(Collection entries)
========================================
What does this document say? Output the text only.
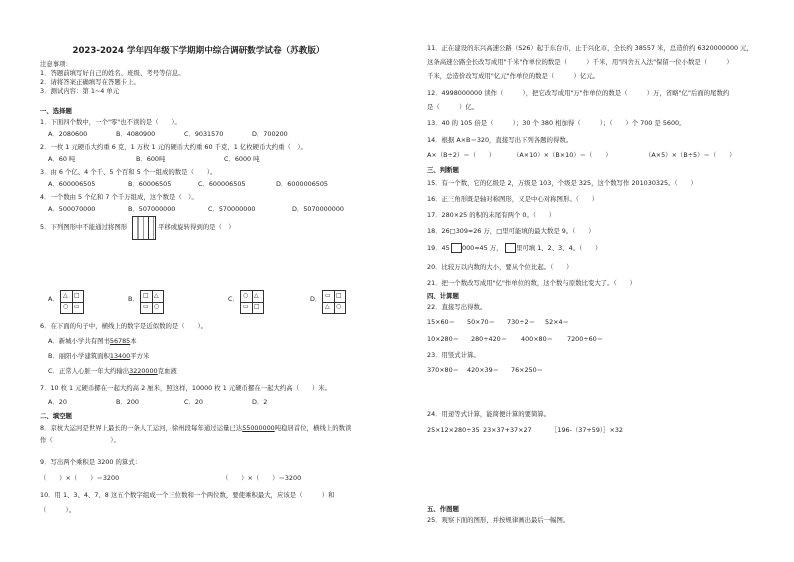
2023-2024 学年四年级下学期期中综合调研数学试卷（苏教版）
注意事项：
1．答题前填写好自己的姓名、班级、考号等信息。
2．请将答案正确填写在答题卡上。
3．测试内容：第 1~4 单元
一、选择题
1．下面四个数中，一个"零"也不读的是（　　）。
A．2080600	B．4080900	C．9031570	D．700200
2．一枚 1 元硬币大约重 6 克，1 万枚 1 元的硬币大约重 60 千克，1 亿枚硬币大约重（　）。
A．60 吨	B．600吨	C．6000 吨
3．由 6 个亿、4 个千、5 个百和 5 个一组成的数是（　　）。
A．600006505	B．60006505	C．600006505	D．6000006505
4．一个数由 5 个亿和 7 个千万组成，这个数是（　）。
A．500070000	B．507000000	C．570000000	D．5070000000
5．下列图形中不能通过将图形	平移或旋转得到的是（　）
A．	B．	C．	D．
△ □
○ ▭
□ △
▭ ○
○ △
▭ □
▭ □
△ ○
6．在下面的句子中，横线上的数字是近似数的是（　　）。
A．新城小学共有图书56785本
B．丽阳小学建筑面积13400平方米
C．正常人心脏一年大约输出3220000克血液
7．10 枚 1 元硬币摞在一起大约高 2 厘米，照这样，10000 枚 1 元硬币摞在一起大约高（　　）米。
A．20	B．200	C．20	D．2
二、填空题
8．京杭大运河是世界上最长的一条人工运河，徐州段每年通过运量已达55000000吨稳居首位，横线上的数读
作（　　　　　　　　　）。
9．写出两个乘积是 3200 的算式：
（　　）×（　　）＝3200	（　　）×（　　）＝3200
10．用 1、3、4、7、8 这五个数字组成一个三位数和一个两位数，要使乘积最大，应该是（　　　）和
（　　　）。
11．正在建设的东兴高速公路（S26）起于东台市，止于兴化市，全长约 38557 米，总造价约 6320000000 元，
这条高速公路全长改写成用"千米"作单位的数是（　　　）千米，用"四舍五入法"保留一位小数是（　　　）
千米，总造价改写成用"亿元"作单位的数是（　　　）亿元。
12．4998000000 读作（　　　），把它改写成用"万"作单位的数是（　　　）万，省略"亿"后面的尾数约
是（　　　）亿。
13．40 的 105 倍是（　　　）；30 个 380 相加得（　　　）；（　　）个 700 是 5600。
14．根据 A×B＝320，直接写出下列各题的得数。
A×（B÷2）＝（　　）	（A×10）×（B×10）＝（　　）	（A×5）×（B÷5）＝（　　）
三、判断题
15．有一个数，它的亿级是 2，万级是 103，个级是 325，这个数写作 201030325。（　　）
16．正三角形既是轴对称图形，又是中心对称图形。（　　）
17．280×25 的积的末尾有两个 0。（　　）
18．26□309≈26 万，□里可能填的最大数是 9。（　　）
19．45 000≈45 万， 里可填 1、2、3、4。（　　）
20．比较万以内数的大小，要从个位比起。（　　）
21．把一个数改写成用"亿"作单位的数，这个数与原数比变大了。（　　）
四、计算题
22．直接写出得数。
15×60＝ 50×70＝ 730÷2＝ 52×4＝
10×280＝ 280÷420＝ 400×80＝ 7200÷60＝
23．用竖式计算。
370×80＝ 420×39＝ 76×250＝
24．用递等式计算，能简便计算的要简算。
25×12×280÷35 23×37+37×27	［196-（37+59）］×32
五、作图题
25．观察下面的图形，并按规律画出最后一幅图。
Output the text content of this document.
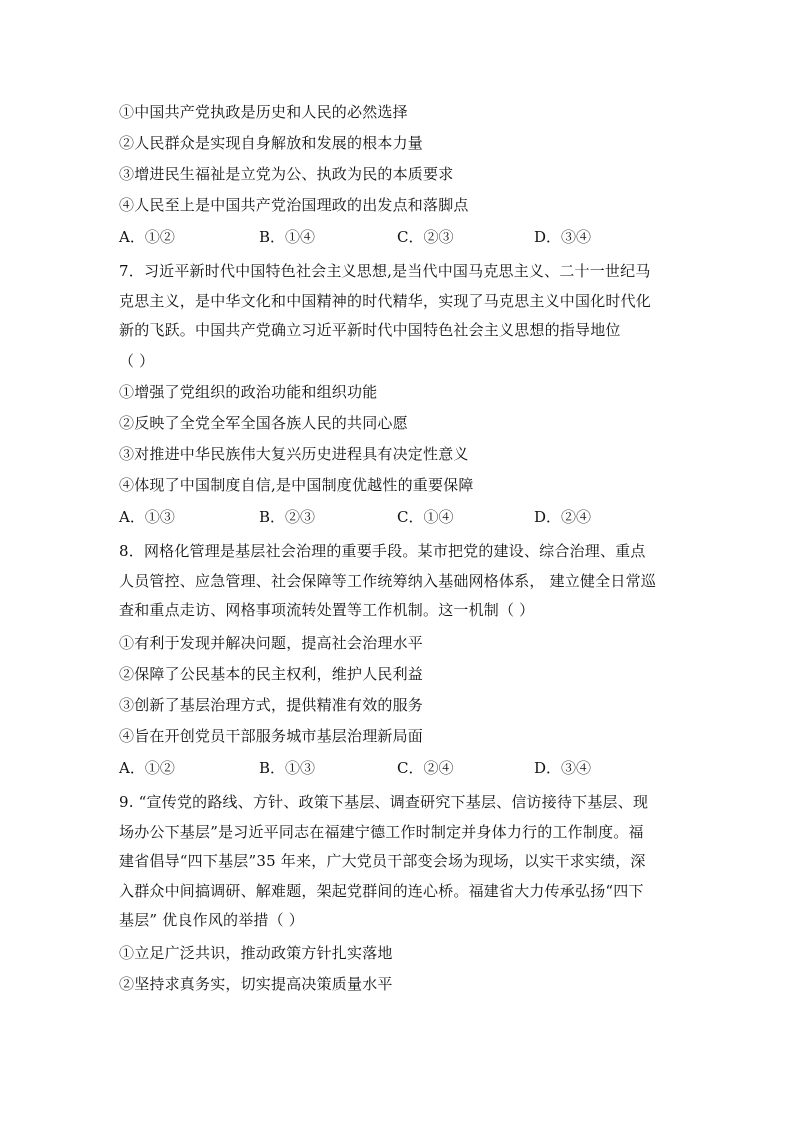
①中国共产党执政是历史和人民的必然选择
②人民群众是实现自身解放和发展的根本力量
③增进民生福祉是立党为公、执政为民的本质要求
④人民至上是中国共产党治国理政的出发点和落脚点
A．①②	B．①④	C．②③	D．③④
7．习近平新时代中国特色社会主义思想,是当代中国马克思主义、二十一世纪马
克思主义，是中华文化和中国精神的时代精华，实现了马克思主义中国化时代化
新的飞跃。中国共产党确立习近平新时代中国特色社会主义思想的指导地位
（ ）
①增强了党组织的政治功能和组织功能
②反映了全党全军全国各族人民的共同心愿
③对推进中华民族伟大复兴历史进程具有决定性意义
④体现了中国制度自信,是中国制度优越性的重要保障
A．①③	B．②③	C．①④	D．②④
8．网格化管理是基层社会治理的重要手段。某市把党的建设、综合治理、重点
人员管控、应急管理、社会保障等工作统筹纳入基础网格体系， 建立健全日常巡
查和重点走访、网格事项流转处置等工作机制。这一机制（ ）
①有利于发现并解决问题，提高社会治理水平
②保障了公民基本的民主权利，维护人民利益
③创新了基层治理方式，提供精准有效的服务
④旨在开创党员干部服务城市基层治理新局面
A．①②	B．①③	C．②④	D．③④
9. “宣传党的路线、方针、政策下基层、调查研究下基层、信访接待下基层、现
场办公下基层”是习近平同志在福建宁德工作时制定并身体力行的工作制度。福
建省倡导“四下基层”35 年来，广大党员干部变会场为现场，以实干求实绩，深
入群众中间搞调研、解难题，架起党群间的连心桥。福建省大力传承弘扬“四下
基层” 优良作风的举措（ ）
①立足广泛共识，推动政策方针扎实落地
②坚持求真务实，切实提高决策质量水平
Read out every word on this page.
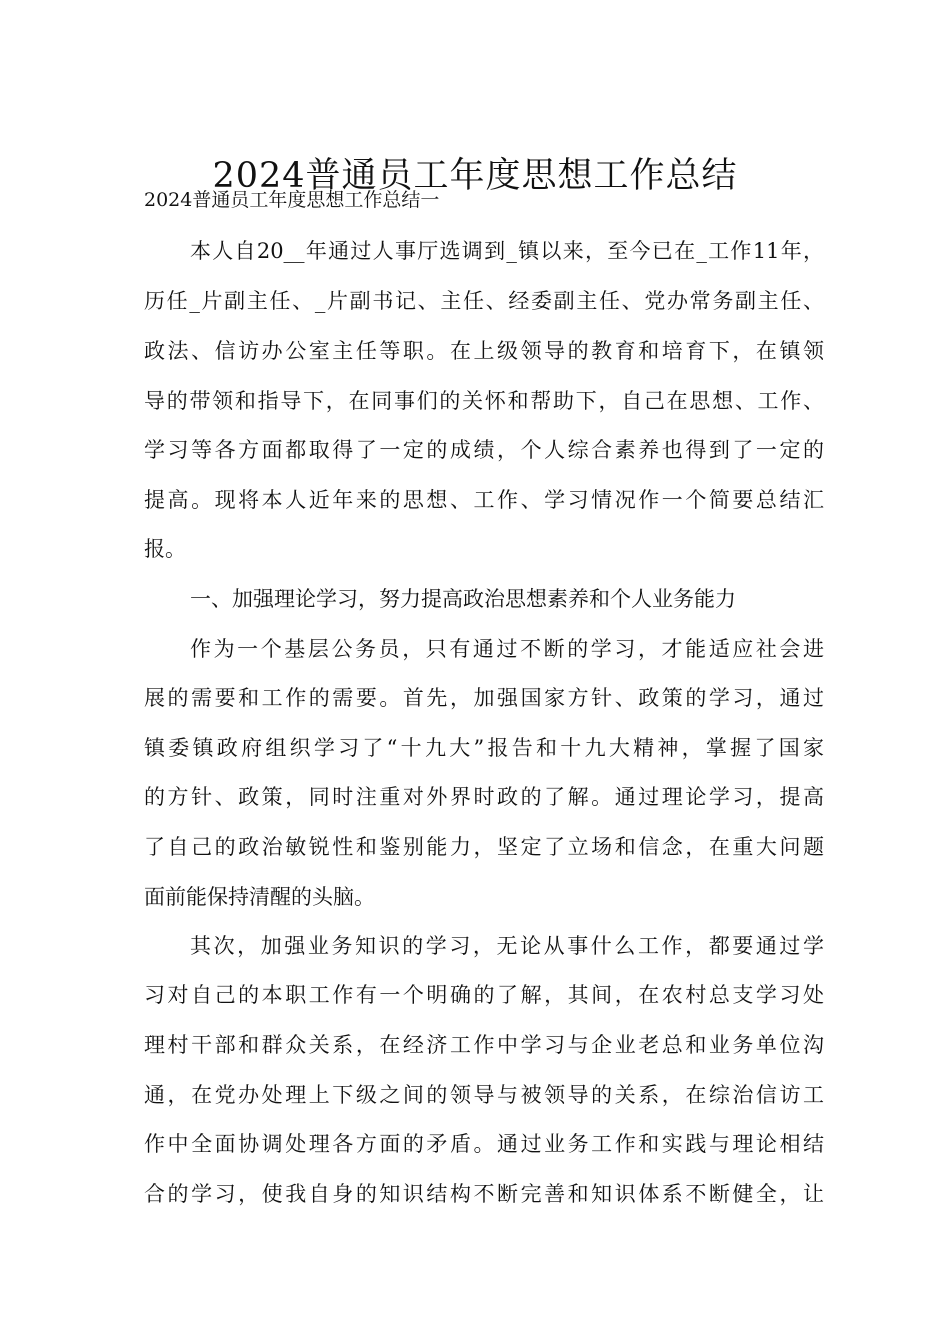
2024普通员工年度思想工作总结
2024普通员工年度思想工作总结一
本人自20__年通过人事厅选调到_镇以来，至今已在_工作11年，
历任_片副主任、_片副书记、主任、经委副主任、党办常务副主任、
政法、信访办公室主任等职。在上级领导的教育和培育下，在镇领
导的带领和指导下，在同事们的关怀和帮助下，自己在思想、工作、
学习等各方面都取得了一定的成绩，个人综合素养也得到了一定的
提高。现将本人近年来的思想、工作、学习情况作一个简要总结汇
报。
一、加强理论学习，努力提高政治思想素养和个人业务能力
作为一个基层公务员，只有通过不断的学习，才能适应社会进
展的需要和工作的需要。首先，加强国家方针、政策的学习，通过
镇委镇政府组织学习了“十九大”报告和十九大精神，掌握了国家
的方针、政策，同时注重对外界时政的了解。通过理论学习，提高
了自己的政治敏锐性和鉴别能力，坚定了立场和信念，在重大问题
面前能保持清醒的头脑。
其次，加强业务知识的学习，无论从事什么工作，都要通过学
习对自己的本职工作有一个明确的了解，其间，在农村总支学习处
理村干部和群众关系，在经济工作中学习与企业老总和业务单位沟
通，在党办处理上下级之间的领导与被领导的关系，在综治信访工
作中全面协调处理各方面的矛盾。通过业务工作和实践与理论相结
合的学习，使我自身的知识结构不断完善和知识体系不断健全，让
========================================
-- Exercise goal --
Transcribe all the data word for word; the images stay out.

-- Full solution --
What does this document say? Output the text only.
2023-2024 学年四年级下学期期中综合调研数学试卷（苏教版）
注意事项：
1．答题前填写好自己的姓名、班级、考号等信息。
2．请将答案正确填写在答题卡上。
3．测试内容：第 1~4 单元
一、选择题
1．下面四个数中，一个"零"也不读的是（　　）。
A．2080600	B．4080900	C．9031570	D．700200
2．一枚 1 元硬币大约重 6 克，1 万枚 1 元的硬币大约重 60 千克，1 亿枚硬币大约重（　）。
A．60 吨	B．600吨	C．6000 吨
3．由 6 个亿、4 个千、5 个百和 5 个一组成的数是（　　）。
A．600006505	B．60006505	C．600006505	D．6000006505
4．一个数由 5 个亿和 7 个千万组成，这个数是（　）。
A．500070000	B．507000000	C．570000000	D．5070000000
5．下列图形中不能通过将图形	平移或旋转得到的是（　）
A．	B．	C．	D．
△ □
○ ▭
□ △
▭ ○
○ △
▭ □
▭ □
△ ○
6．在下面的句子中，横线上的数字是近似数的是（　　）。
A．新城小学共有图书56785本
B．丽阳小学建筑面积13400平方米
C．正常人心脏一年大约输出3220000克血液
7．10 枚 1 元硬币摞在一起大约高 2 厘米，照这样，10000 枚 1 元硬币摞在一起大约高（　　）米。
A．20	B．200	C．20	D．2
二、填空题
8．京杭大运河是世界上最长的一条人工运河，徐州段每年通过运量已达55000000吨稳居首位，横线上的数读
作（　　　　　　　　　）。
9．写出两个乘积是 3200 的算式：
（　　）×（　　）＝3200	（　　）×（　　）＝3200
10．用 1、3、4、7、8 这五个数字组成一个三位数和一个两位数，要使乘积最大，应该是（　　　）和
（　　　）。
11．正在建设的东兴高速公路（S26）起于东台市，止于兴化市，全长约 38557 米，总造价约 6320000000 元，
这条高速公路全长改写成用"千米"作单位的数是（　　　）千米，用"四舍五入法"保留一位小数是（　　　）
千米，总造价改写成用"亿元"作单位的数是（　　　）亿元。
12．4998000000 读作（　　　），把它改写成用"万"作单位的数是（　　　）万，省略"亿"后面的尾数约
是（　　　）亿。
13．40 的 105 倍是（　　　）；30 个 380 相加得（　　　）；（　　）个 700 是 5600。
14．根据 A×B＝320，直接写出下列各题的得数。
A×（B÷2）＝（　　）	（A×10）×（B×10）＝（　　）	（A×5）×（B÷5）＝（　　）
三、判断题
15．有一个数，它的亿级是 2，万级是 103，个级是 325，这个数写作 201030325。（　　）
16．正三角形既是轴对称图形，又是中心对称图形。（　　）
17．280×25 的积的末尾有两个 0。（　　）
18．26□309≈26 万，□里可能填的最大数是 9。（　　）
19．45 000≈45 万， 里可填 1、2、3、4。（　　）
20．比较万以内数的大小，要从个位比起。（　　）
21．把一个数改写成用"亿"作单位的数，这个数与原数比变大了。（　　）
四、计算题
22．直接写出得数。
15×60＝ 50×70＝ 730÷2＝ 52×4＝
10×280＝ 280÷420＝ 400×80＝ 7200÷60＝
23．用竖式计算。
370×80＝ 420×39＝ 76×250＝
24．用递等式计算，能简便计算的要简算。
25×12×280÷35 23×37+37×27	［196-（37+59）］×32
五、作图题
25．观察下面的图形，并按规律画出最后一幅图。
Output the text content of this document.
①中国共产党执政是历史和人民的必然选择
②人民群众是实现自身解放和发展的根本力量
③增进民生福祉是立党为公、执政为民的本质要求
④人民至上是中国共产党治国理政的出发点和落脚点
A．①②	B．①④	C．②③	D．③④
7．习近平新时代中国特色社会主义思想,是当代中国马克思主义、二十一世纪马
克思主义，是中华文化和中国精神的时代精华，实现了马克思主义中国化时代化
新的飞跃。中国共产党确立习近平新时代中国特色社会主义思想的指导地位
（ ）
①增强了党组织的政治功能和组织功能
②反映了全党全军全国各族人民的共同心愿
③对推进中华民族伟大复兴历史进程具有决定性意义
④体现了中国制度自信,是中国制度优越性的重要保障
A．①③	B．②③	C．①④	D．②④
8．网格化管理是基层社会治理的重要手段。某市把党的建设、综合治理、重点
人员管控、应急管理、社会保障等工作统筹纳入基础网格体系， 建立健全日常巡
查和重点走访、网格事项流转处置等工作机制。这一机制（ ）
①有利于发现并解决问题，提高社会治理水平
②保障了公民基本的民主权利，维护人民利益
③创新了基层治理方式，提供精准有效的服务
④旨在开创党员干部服务城市基层治理新局面
A．①②	B．①③	C．②④	D．③④
9. “宣传党的路线、方针、政策下基层、调查研究下基层、信访接待下基层、现
场办公下基层”是习近平同志在福建宁德工作时制定并身体力行的工作制度。福
建省倡导“四下基层”35 年来，广大党员干部变会场为现场，以实干求实绩，深
入群众中间搞调研、解难题，架起党群间的连心桥。福建省大力传承弘扬“四下
基层” 优良作风的举措（ ）
①立足广泛共识，推动政策方针扎实落地
②坚持求真务实，切实提高决策质量水平
Read out every word on this page.
2024普通员工年度思想工作总结
2024普通员工年度思想工作总结一
本人自20__年通过人事厅选调到_镇以来，至今已在_工作11年，
历任_片副主任、_片副书记、主任、经委副主任、党办常务副主任、
政法、信访办公室主任等职。在上级领导的教育和培育下，在镇领
导的带领和指导下，在同事们的关怀和帮助下，自己在思想、工作、
学习等各方面都取得了一定的成绩，个人综合素养也得到了一定的
提高。现将本人近年来的思想、工作、学习情况作一个简要总结汇
报。
一、加强理论学习，努力提高政治思想素养和个人业务能力
作为一个基层公务员，只有通过不断的学习，才能适应社会进
展的需要和工作的需要。首先，加强国家方针、政策的学习，通过
镇委镇政府组织学习了“十九大”报告和十九大精神，掌握了国家
的方针、政策，同时注重对外界时政的了解。通过理论学习，提高
了自己的政治敏锐性和鉴别能力，坚定了立场和信念，在重大问题
面前能保持清醒的头脑。
其次，加强业务知识的学习，无论从事什么工作，都要通过学
习对自己的本职工作有一个明确的了解，其间，在农村总支学习处
理村干部和群众关系，在经济工作中学习与企业老总和业务单位沟
通，在党办处理上下级之间的领导与被领导的关系，在综治信访工
作中全面协调处理各方面的矛盾。通过业务工作和实践与理论相结
合的学习，使我自身的知识结构不断完善和知识体系不断健全，让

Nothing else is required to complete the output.